**ZITIERTER TEXT:**
____
Die Antwort: Immerhin zwei der vier Hersteller trauen sich. Man darf nicht nur gucken, auch touchen. Am Samsung-Stand in Halle 20 können Besucher mit dem Ativ Tab herumspielen und Asus ließ die Presse an sein Vivo Tab RT. Es ist also Zeit für die nächsten Fragen: Was taugen die RT-Tablets? Konkurrieren Sie wirklich mit dem iPad? Oder decken sie andere Nutzungsszenarien ab?

Ein vollständiges Fazit wird erst nach einem richtigen Test möglich sein, also Ende Oktober, falls die Hersteller den versprochenen Starttermin einhalten. Erst dann kann man zum Beispiel das App- und Content-Angebot beurteilen. Doch Einiges lässt sich jetzt schon festhalten:

  • Hardware: Die RT-Tablets von Asus und Samsung sind ein bisschen leichter und flacher als das iPad, die Displays zeigen allerdings nur 1366 × 768 Pixel (iPad: 2048 × 1536)
____
**VERFÜGBARE DATEN:**
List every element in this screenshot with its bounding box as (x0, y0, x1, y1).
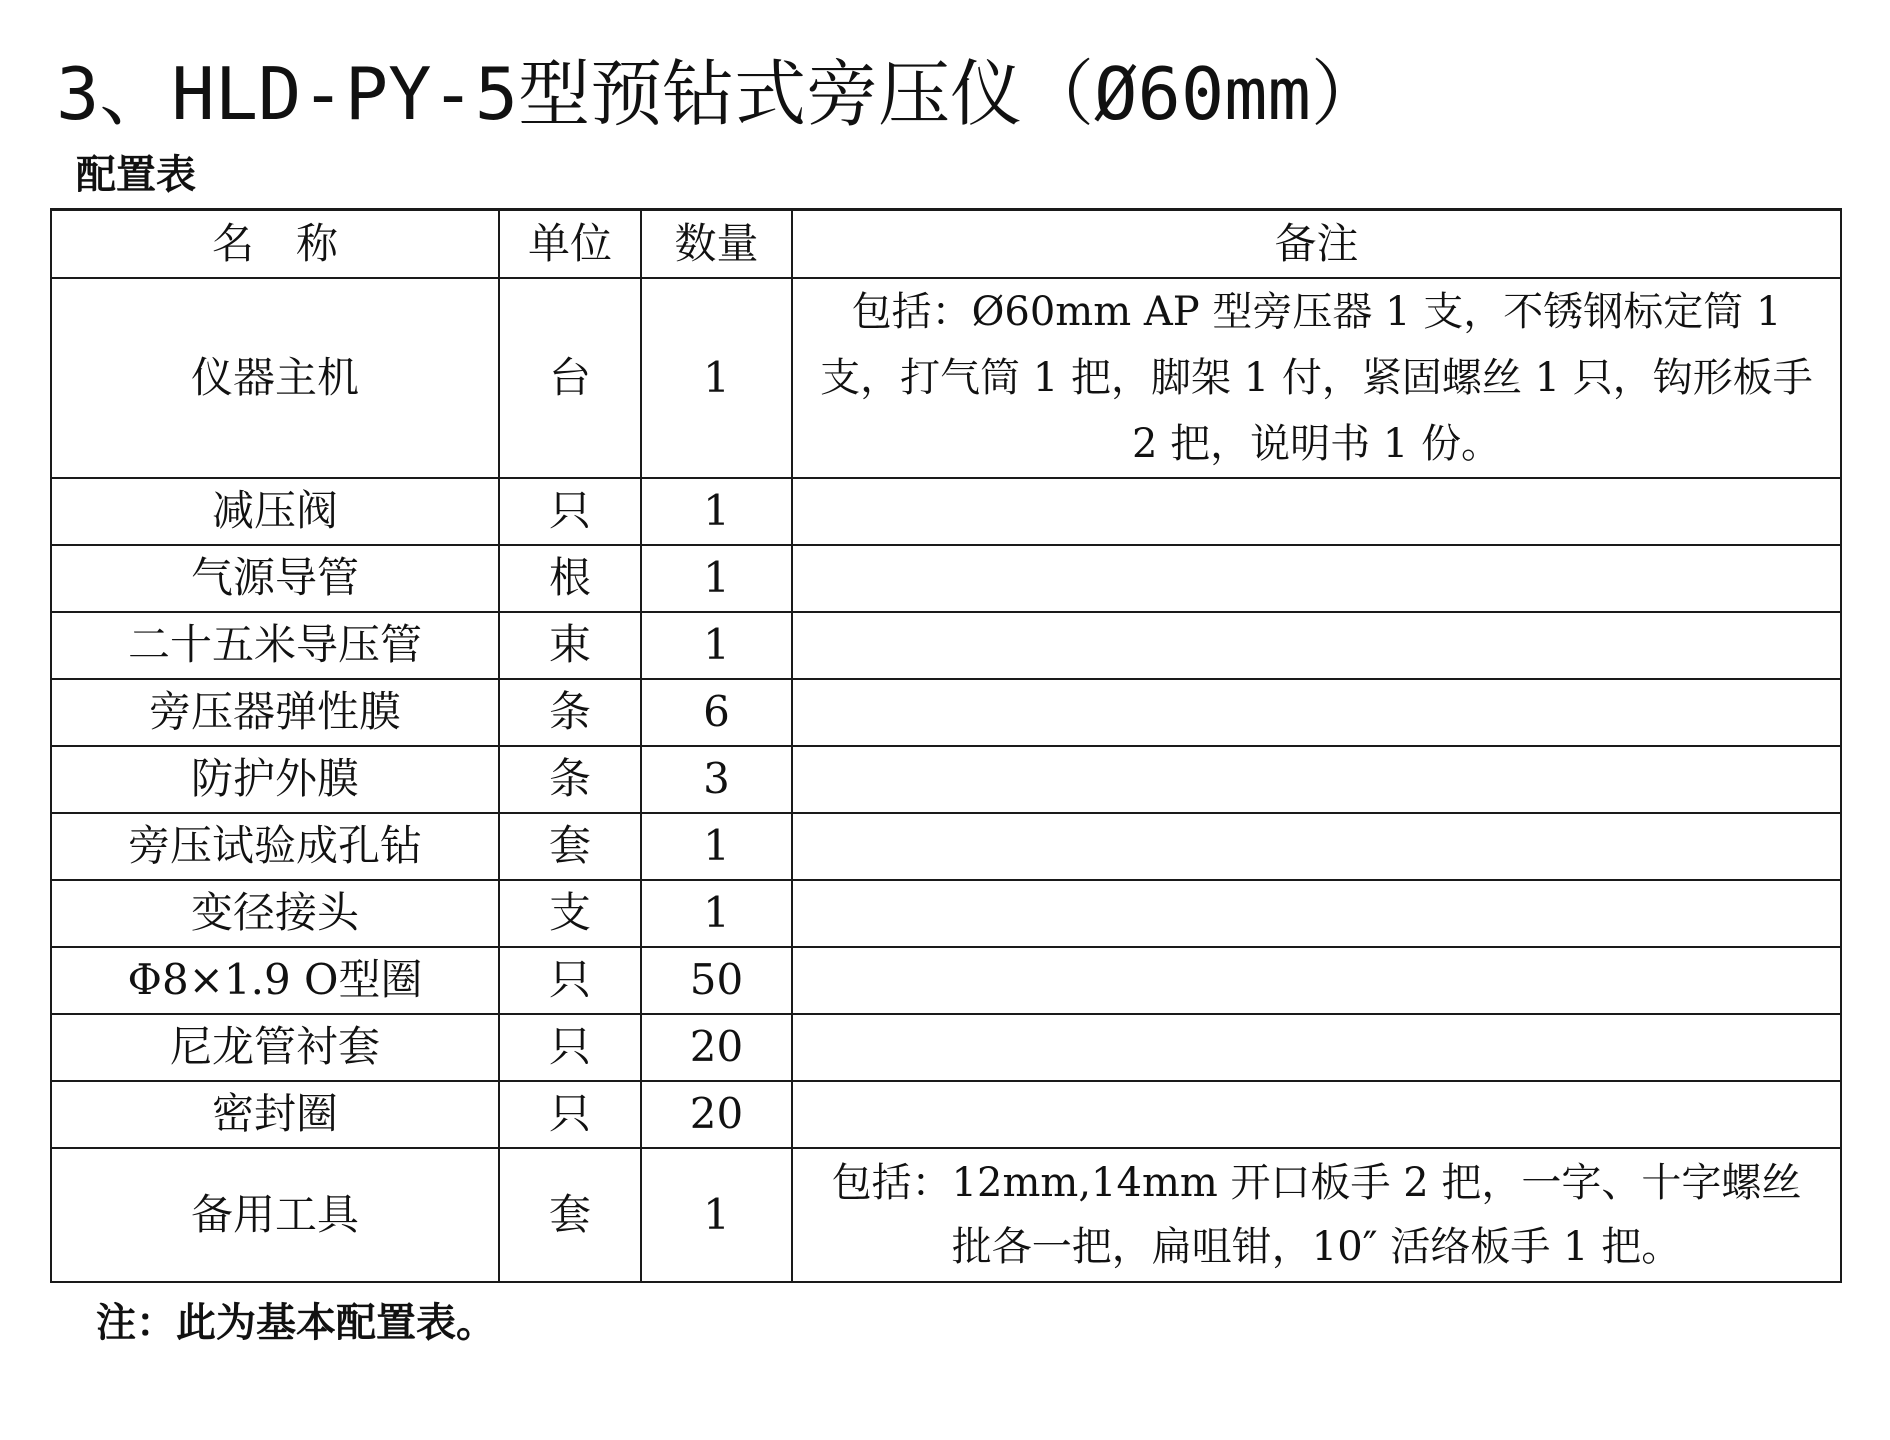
____
**GESTELLTE AUFGABEN:**
1. Was steht im Text über die RT-Tablets?
(a) Wie viele der vier Hersteller lassen die Geräte anfassen?
(b) Wann wird ein vollständiges Fazit möglich sein?
(c) Welche Auflösung zeigen die Displays der RT-Tablets von Asus und Samsung?
2. Setze den Text über die RT-Tablets nach dem Stichpunkt zur Hardware fort.

**SCHRIFTLICHE ANTWORTEN:**
1.
(a) Zwei der vier Hersteller.
(b) Erst nach einem richtigen Test, also Ende Oktober, falls die Hersteller den versprochenen Starttermin einhalten.
(c) 1366 × 768 Pixel.

2.
  • Geschwindigkeit: Das Asus-Tab ließ sich absolut flüssig bedienen. Auch der Browser, die Schwachstelle vieler Android-Tablets, reagierte so flink wie auf dem iPad. Auf Samsungs Prototyp starteten die Apps ziemlich langsam, das lag aber vermutlich hauptsächlich an der lahmen WLAN-Anbindung.
  • Ausdauer: Samsung verspricht zwölf Stunden Akkulaufzeit bei Videowiedergabe. Überprüfen lässt sich das frühestens im Oktober.
  • Bedienkonzept: Alle angekündigten RT-Tablets können an eine Tastatur andocken (neben denen von Asus und Samsung auch das von Dell). Dann hat man ein zusammenklappbares Notebook, das man mit Tastatur und Touchpad bedient, nicht durch Herumwischen auf dem Display.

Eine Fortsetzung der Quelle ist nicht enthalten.